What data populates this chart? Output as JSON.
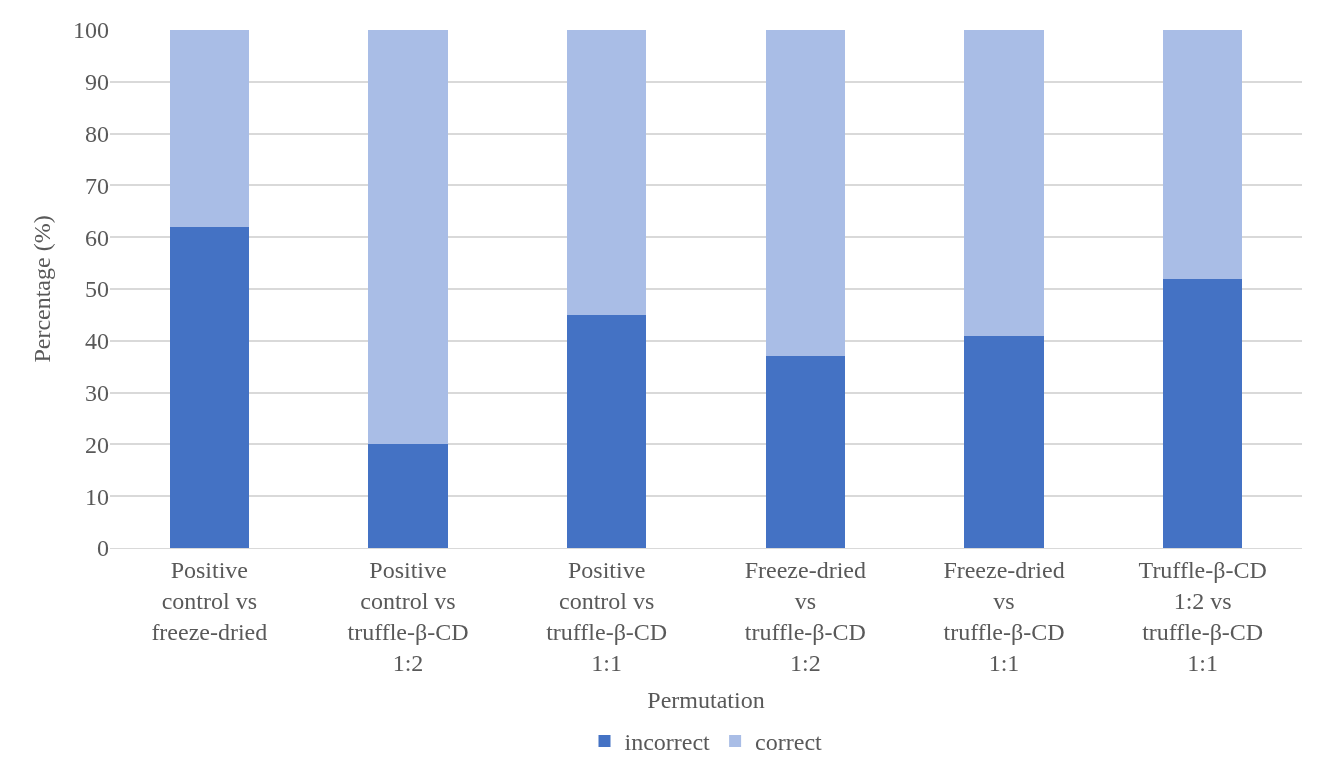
{
  "chart_data": {
    "type": "bar",
    "stacked": true,
    "xlabel": "Permutation",
    "ylabel": "Percentage (%)",
    "categories": [
      "Positive control vs freeze-dried",
      "Positive control vs truffle-β-CD 1:2",
      "Positive control vs truffle-β-CD 1:1",
      "Freeze-dried vs truffle-β-CD 1:2",
      "Freeze-dried vs truffle-β-CD 1:1",
      "Truffle-β-CD 1:2 vs truffle-β-CD 1:1"
    ],
    "series": [
      {
        "name": "incorrect",
        "color": "#4472c4",
        "values": [
          62,
          20,
          45,
          37,
          41,
          52
        ]
      },
      {
        "name": "correct",
        "color": "#a9bde6",
        "values": [
          38,
          80,
          55,
          63,
          59,
          48
        ]
      }
    ],
    "ylim": [
      0,
      100
    ],
    "yticks": [
      0,
      10,
      20,
      30,
      40,
      50,
      60,
      70,
      80,
      90,
      100
    ],
    "grid": "y",
    "legend": "bottom"
  }
}
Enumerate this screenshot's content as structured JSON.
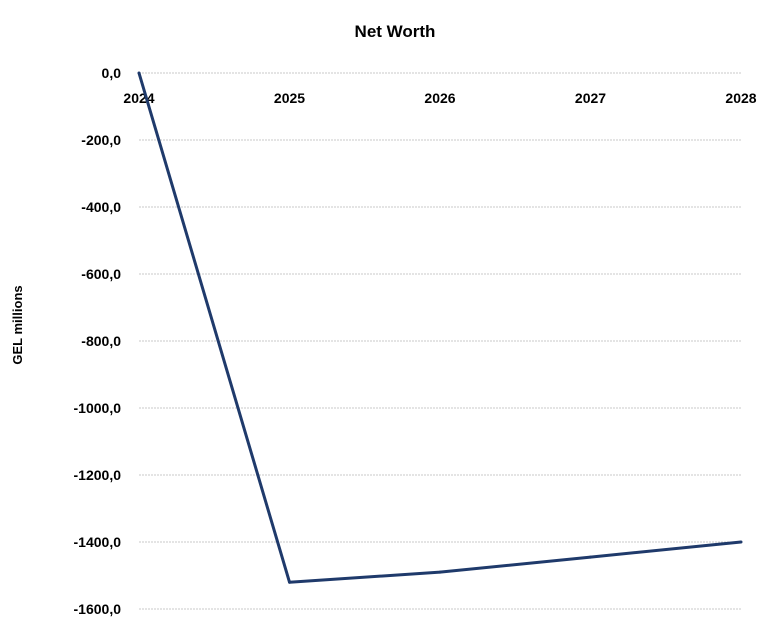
{
  "chart_data": {
    "type": "line",
    "title": "Net Worth",
    "xlabel": "",
    "ylabel": "GEL millions",
    "x": [
      "2024",
      "2025",
      "2026",
      "2027",
      "2028"
    ],
    "yticks": [
      "0,0",
      "-200,0",
      "-400,0",
      "-600,0",
      "-800,0",
      "-1000,0",
      "-1200,0",
      "-1400,0",
      "-1600,0"
    ],
    "ylim": [
      -1600,
      0
    ],
    "grid": true,
    "x_axis_position": "top",
    "series": [
      {
        "values": [
          0,
          -1520,
          -1490,
          -1445,
          -1400
        ],
        "color": "#1f3a6b"
      }
    ],
    "gridline_color": "#c8c8c8"
  }
}
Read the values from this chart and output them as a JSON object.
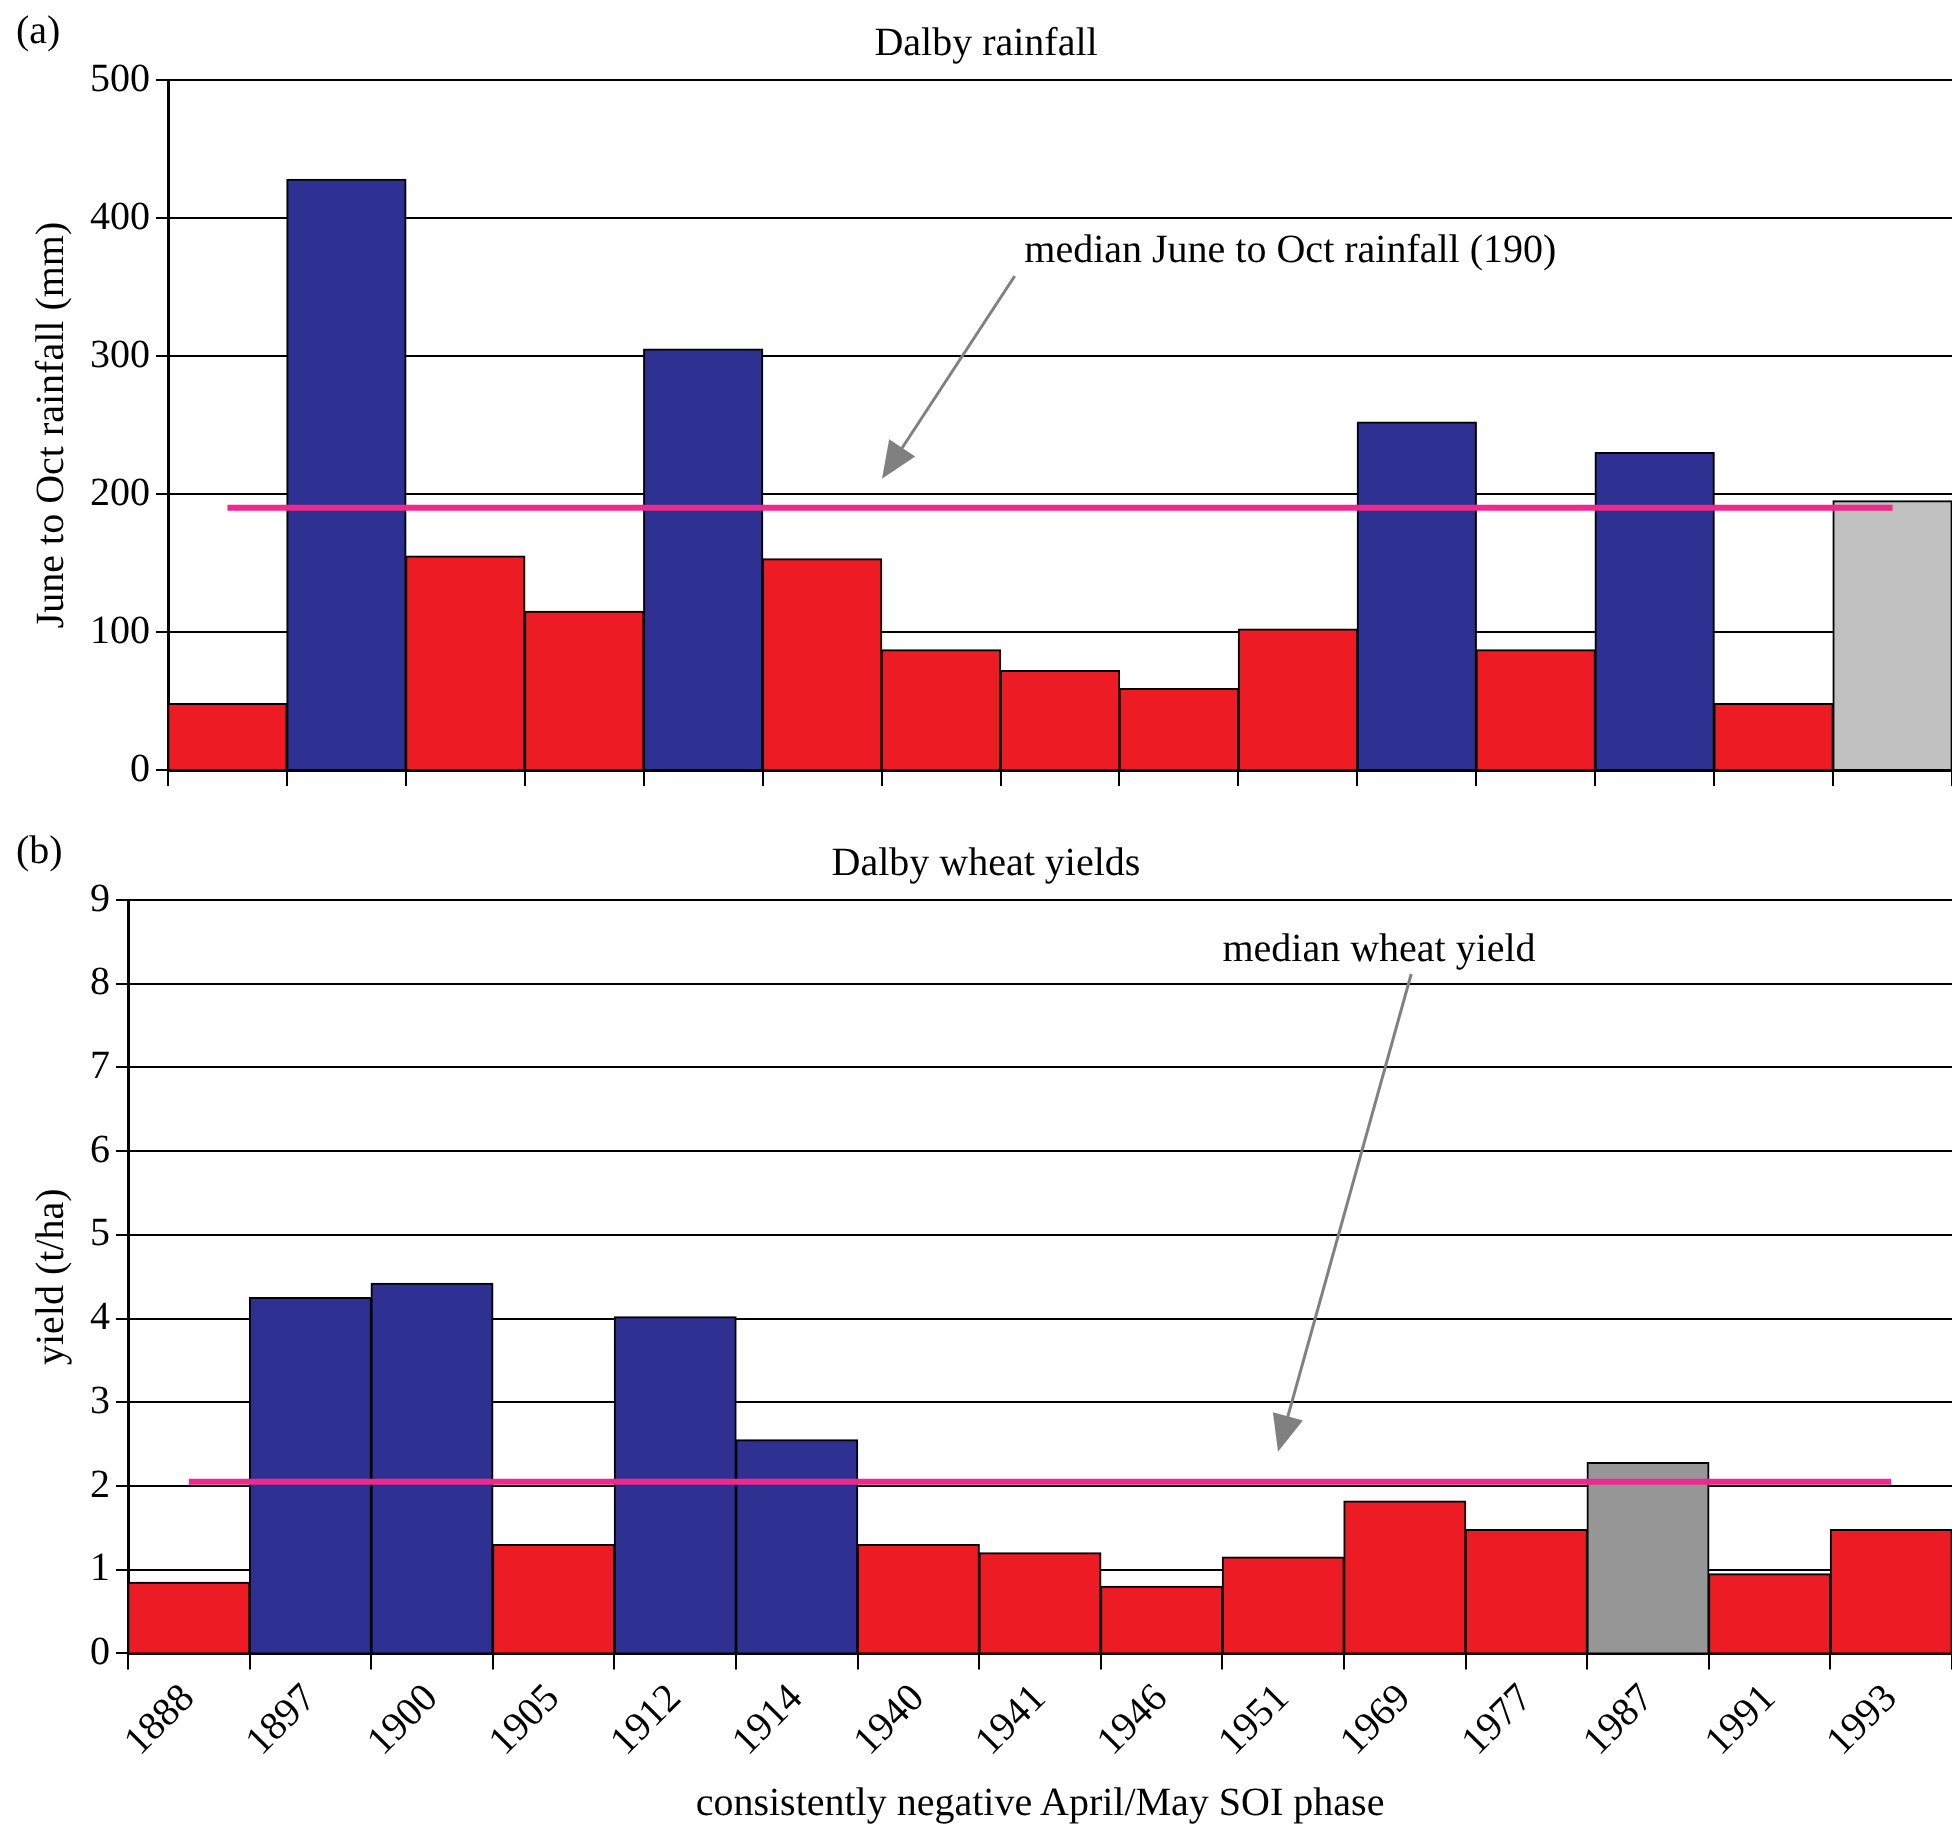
{
  "chart_data": [
    {
      "type": "bar",
      "title": "Dalby rainfall",
      "ylabel": "June to Oct rainfall (mm)",
      "annotations": [
        "(a)",
        "median June to Oct rainfall (190)"
      ],
      "categories": [
        "1888",
        "1897",
        "1900",
        "1905",
        "1912",
        "1914",
        "1940",
        "1941",
        "1946",
        "1951",
        "1969",
        "1977",
        "1987",
        "1991",
        "1993"
      ],
      "values": [
        48,
        428,
        155,
        115,
        305,
        153,
        87,
        72,
        59,
        102,
        252,
        87,
        230,
        48,
        195
      ],
      "colors": [
        "#ed1c24",
        "#2e3192",
        "#ed1c24",
        "#ed1c24",
        "#2e3192",
        "#ed1c24",
        "#ed1c24",
        "#ed1c24",
        "#ed1c24",
        "#ed1c24",
        "#2e3192",
        "#ed1c24",
        "#2e3192",
        "#ed1c24",
        "#c0c0c0"
      ],
      "ylim": [
        0,
        500
      ],
      "yticks": [
        0,
        100,
        200,
        300,
        400,
        500
      ],
      "grid": "y",
      "tick_labels": "y",
      "ref_lines": [
        {
          "axis": "y",
          "value": 190,
          "color": "#ec2a8e"
        }
      ]
    },
    {
      "type": "bar",
      "title": "Dalby wheat yields",
      "xlabel": "consistently negative April/May SOI phase",
      "ylabel": "yield (t/ha)",
      "annotations": [
        "(b)",
        "median wheat yield"
      ],
      "categories": [
        "1888",
        "1897",
        "1900",
        "1905",
        "1912",
        "1914",
        "1940",
        "1941",
        "1946",
        "1951",
        "1969",
        "1977",
        "1987",
        "1991",
        "1993"
      ],
      "values": [
        0.85,
        4.25,
        4.42,
        1.3,
        4.02,
        2.55,
        1.3,
        1.2,
        0.8,
        1.15,
        1.82,
        1.48,
        2.28,
        0.95,
        1.48
      ],
      "colors": [
        "#ed1c24",
        "#2e3192",
        "#2e3192",
        "#ed1c24",
        "#2e3192",
        "#2e3192",
        "#ed1c24",
        "#ed1c24",
        "#ed1c24",
        "#ed1c24",
        "#ed1c24",
        "#ed1c24",
        "#969696",
        "#ed1c24",
        "#ed1c24"
      ],
      "ylim": [
        0,
        9
      ],
      "yticks": [
        0,
        1,
        2,
        3,
        4,
        5,
        6,
        7,
        8,
        9
      ],
      "grid": "y",
      "ref_lines": [
        {
          "axis": "y",
          "value": 2.05,
          "color": "#ec2a8e"
        }
      ]
    }
  ]
}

──────────

SET EXERCISE ▸ The records are above. How many lines in them contain the word "control"? Give the number alone.

WORKED ANSWER ▸ 3